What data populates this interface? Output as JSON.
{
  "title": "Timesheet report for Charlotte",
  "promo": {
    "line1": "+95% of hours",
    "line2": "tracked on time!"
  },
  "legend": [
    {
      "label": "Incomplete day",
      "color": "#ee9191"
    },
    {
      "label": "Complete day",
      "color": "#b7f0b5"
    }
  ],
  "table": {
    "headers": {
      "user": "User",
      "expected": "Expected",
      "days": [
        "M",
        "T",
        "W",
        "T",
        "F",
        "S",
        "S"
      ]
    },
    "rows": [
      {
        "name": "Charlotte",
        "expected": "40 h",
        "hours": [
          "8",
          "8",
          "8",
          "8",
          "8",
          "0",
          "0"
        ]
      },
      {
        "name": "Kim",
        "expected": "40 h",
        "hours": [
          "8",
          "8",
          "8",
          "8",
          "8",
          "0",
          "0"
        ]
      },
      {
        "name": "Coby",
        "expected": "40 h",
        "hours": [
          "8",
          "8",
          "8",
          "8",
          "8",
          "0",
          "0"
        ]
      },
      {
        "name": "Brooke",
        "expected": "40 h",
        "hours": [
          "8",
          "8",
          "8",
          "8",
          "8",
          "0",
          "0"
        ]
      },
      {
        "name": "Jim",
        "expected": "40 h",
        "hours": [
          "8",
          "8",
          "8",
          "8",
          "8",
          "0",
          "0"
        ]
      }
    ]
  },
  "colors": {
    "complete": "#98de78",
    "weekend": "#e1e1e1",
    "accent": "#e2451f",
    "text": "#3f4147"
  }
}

What you are asked to do: Give the entries once more, exactly as they appear.

Written solution:
What data populates this interface? Output as JSON.
{
  "title": "Timesheet report for Charlotte",
  "promo": {
    "line1": "+95% of hours",
    "line2": "tracked on time!"
  },
  "legend": [
    {
      "label": "Incomplete day",
      "color": "#ee9191"
    },
    {
      "label": "Complete day",
      "color": "#b7f0b5"
    }
  ],
  "table": {
    "headers": {
      "user": "User",
      "expected": "Expected",
      "days": [
        "M",
        "T",
        "W",
        "T",
        "F",
        "S",
        "S"
      ]
    },
    "rows": [
      {
        "name": "Charlotte",
        "expected": "40 h",
        "hours": [
          "8",
          "8",
          "8",
          "8",
          "8",
          "0",
          "0"
        ]
      },
      {
        "name": "Kim",
        "expected": "40 h",
        "hours": [
          "8",
          "8",
          "8",
          "8",
          "8",
          "0",
          "0"
        ]
      },
      {
        "name": "Coby",
        "expected": "40 h",
        "hours": [
          "8",
          "8",
          "8",
          "8",
          "8",
          "0",
          "0"
        ]
      },
      {
        "name": "Brooke",
        "expected": "40 h",
        "hours": [
          "8",
          "8",
          "8",
          "8",
          "8",
          "0",
          "0"
        ]
      },
      {
        "name": "Jim",
        "expected": "40 h",
        "hours": [
          "8",
          "8",
          "8",
          "8",
          "8",
          "0",
          "0"
        ]
      }
    ]
  },
  "colors": {
    "complete": "#98de78",
    "weekend": "#e1e1e1",
    "accent": "#e2451f",
    "text": "#3f4147"
  }
}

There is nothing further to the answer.